→ **Requirement**
In the records from the line with "main-series xyxy=(168,245,896,332)" up to and including the line with "ratio-grid xyxy=(169,609,895,810)", change "x-tick-label" to "x-axis-tick-label" and leave everything else as it is.

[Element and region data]
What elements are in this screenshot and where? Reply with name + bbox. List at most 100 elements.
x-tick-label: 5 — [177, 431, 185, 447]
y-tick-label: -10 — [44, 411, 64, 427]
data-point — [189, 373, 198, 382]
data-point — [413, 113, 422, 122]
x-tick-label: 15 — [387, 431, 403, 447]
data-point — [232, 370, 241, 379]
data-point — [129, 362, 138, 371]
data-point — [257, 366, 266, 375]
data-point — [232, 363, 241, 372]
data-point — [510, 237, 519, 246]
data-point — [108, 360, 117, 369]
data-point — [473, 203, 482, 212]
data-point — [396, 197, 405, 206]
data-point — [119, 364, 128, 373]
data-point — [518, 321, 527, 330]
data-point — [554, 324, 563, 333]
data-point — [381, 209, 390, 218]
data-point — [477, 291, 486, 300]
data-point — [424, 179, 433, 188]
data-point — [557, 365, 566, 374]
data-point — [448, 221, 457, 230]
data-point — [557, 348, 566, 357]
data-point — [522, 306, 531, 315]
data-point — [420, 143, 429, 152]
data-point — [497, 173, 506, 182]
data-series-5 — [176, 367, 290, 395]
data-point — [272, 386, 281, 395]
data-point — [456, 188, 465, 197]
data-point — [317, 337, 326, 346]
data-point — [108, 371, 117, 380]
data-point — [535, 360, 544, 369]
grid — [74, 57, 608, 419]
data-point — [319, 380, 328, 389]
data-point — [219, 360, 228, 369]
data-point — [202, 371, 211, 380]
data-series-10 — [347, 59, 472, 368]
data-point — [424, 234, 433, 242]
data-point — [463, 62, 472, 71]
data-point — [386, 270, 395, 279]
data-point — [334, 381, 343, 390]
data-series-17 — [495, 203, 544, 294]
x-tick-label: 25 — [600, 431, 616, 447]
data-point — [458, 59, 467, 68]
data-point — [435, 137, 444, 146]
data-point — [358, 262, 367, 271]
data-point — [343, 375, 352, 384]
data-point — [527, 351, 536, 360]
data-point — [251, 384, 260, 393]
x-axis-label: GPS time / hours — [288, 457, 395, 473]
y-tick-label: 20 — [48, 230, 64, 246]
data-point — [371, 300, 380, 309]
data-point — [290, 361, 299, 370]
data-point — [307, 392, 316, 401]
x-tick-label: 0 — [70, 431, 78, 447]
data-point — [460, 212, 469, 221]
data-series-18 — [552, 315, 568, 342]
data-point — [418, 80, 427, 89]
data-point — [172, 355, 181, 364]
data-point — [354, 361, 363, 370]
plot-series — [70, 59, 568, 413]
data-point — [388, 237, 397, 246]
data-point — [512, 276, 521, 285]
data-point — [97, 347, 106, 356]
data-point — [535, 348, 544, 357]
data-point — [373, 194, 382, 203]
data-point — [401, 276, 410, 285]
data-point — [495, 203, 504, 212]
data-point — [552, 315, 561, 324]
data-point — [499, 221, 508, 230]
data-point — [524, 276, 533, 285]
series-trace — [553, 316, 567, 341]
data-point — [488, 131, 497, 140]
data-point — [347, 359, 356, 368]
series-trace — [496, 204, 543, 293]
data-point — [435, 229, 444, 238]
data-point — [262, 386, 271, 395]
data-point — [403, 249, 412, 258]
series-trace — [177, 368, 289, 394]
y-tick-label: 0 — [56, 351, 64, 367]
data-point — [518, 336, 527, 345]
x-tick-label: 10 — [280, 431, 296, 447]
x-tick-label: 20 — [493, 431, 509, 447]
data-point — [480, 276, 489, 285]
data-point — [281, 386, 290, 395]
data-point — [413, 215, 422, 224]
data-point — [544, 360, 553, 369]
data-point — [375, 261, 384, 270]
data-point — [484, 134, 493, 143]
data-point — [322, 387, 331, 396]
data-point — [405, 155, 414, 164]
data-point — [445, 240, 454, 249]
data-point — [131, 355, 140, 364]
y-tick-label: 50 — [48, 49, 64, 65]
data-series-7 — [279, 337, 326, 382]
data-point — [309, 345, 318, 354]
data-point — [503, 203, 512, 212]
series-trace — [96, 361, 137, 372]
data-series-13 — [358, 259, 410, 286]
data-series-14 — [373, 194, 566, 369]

---

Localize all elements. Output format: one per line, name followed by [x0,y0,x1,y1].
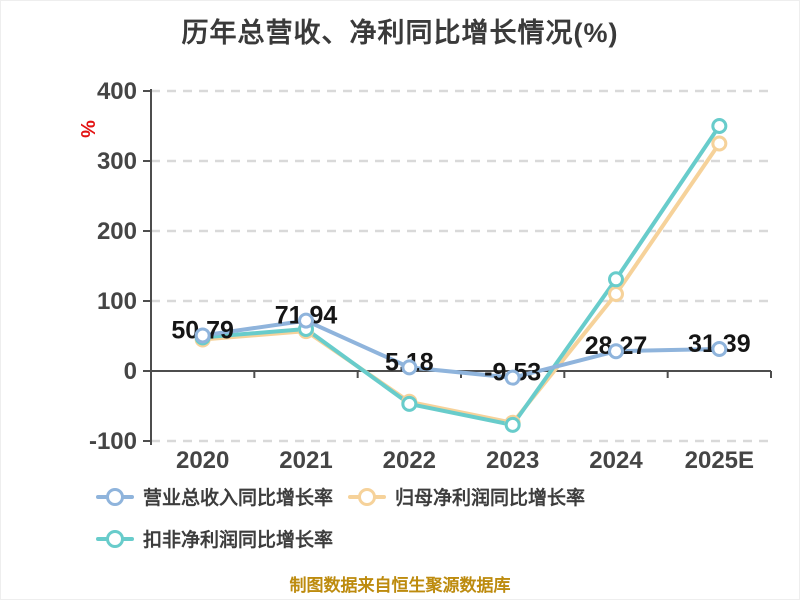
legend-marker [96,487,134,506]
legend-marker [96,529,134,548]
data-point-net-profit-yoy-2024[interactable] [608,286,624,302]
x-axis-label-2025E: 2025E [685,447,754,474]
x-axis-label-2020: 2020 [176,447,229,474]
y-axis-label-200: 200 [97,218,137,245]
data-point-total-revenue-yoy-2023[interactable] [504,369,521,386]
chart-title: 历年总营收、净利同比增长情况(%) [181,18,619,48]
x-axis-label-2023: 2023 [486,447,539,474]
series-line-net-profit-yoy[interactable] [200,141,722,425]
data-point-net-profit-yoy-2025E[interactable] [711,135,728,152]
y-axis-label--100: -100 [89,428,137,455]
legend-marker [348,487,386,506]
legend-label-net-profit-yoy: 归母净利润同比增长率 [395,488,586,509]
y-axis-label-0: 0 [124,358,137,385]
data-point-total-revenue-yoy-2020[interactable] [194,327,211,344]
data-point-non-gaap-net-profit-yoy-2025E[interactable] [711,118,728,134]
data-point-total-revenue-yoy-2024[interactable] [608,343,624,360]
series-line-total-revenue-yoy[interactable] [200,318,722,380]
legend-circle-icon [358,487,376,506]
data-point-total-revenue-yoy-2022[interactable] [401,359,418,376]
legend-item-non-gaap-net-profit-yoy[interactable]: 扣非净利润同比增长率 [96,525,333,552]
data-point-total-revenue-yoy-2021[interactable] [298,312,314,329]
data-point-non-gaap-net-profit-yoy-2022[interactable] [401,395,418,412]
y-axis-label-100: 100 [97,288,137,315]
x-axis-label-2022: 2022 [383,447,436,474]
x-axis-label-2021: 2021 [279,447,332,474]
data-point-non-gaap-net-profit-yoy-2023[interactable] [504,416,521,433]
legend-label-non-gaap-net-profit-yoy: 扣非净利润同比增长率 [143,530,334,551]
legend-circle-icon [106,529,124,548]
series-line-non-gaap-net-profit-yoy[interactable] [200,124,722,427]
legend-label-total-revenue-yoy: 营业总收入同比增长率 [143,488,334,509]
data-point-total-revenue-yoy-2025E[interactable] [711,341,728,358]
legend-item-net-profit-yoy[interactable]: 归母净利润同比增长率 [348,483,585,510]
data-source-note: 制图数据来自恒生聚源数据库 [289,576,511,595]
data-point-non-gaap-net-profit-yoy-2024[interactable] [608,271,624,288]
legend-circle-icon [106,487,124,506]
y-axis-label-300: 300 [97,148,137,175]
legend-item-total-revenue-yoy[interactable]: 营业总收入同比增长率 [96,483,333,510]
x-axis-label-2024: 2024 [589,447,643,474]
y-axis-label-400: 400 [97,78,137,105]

==

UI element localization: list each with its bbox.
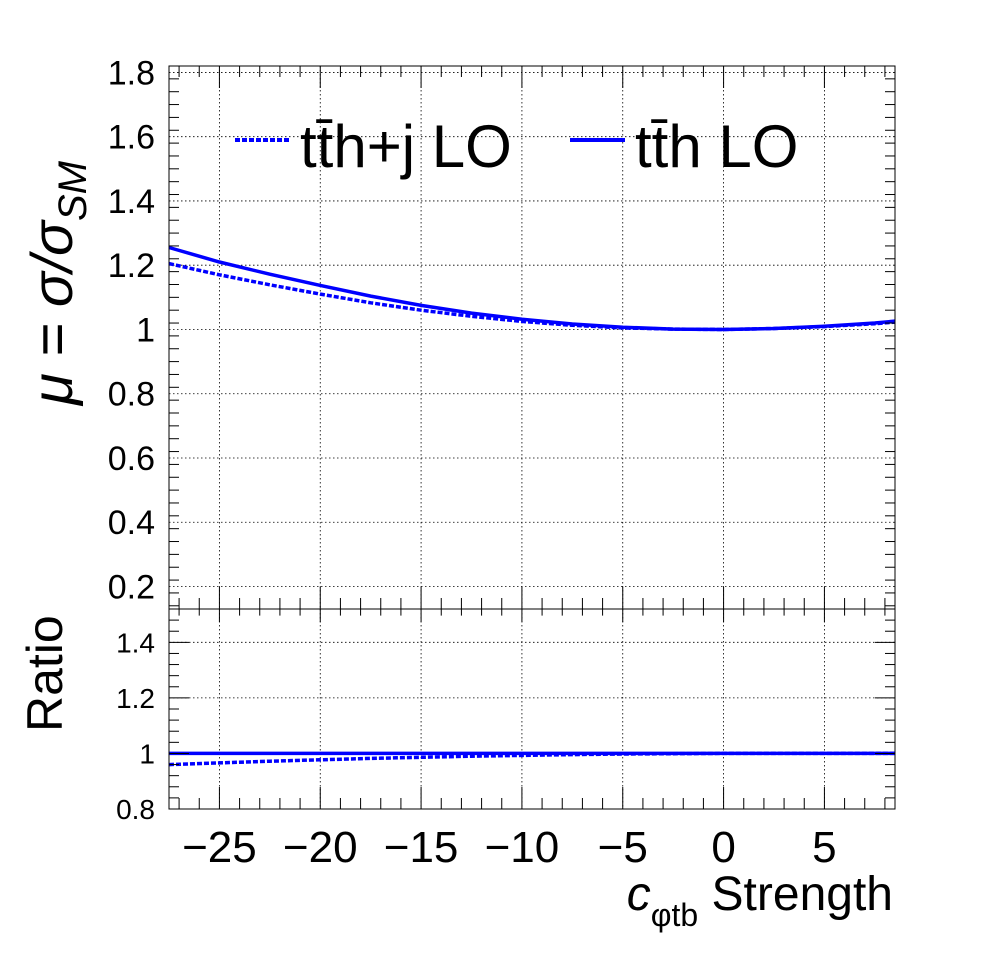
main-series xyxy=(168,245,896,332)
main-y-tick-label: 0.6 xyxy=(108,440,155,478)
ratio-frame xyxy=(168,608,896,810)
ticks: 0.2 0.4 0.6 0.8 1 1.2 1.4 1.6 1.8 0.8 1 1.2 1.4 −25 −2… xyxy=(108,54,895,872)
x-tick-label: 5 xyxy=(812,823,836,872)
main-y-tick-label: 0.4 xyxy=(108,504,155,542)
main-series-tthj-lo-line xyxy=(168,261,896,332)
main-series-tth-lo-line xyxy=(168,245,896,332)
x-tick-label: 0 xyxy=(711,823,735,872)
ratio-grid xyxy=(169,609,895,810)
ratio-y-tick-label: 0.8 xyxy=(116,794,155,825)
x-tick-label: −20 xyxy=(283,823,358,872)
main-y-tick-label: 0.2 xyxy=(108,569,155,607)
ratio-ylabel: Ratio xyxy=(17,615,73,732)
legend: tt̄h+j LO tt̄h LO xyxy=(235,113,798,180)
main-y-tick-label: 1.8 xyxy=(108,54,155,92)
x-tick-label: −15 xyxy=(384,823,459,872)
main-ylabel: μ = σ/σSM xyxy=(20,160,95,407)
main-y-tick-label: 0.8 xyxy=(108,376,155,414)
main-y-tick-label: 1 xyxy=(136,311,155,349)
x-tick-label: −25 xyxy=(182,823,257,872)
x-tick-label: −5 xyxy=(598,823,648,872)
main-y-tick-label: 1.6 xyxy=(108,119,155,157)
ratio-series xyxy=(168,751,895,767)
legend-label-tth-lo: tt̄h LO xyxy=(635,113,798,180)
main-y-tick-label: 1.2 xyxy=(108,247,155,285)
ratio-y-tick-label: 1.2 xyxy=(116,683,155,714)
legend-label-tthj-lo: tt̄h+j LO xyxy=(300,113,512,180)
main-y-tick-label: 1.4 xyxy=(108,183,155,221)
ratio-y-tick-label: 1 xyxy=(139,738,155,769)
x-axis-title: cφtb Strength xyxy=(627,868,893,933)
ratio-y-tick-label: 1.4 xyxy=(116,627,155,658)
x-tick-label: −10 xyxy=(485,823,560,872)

→ **Worked answer**
main-series xyxy=(168,245,896,332)
main-y-tick-label: 0.6 xyxy=(108,440,155,478)
ratio-frame xyxy=(168,608,896,810)
ticks: 0.2 0.4 0.6 0.8 1 1.2 1.4 1.6 1.8 0.8 1 1.2 1.4 −25 −2… xyxy=(108,54,895,872)
x-axis-tick-label: 5 xyxy=(812,823,836,872)
main-y-tick-label: 0.4 xyxy=(108,504,155,542)
main-series-tthj-lo-line xyxy=(168,261,896,332)
main-series-tth-lo-line xyxy=(168,245,896,332)
x-axis-tick-label: 0 xyxy=(711,823,735,872)
ratio-grid xyxy=(169,609,895,810)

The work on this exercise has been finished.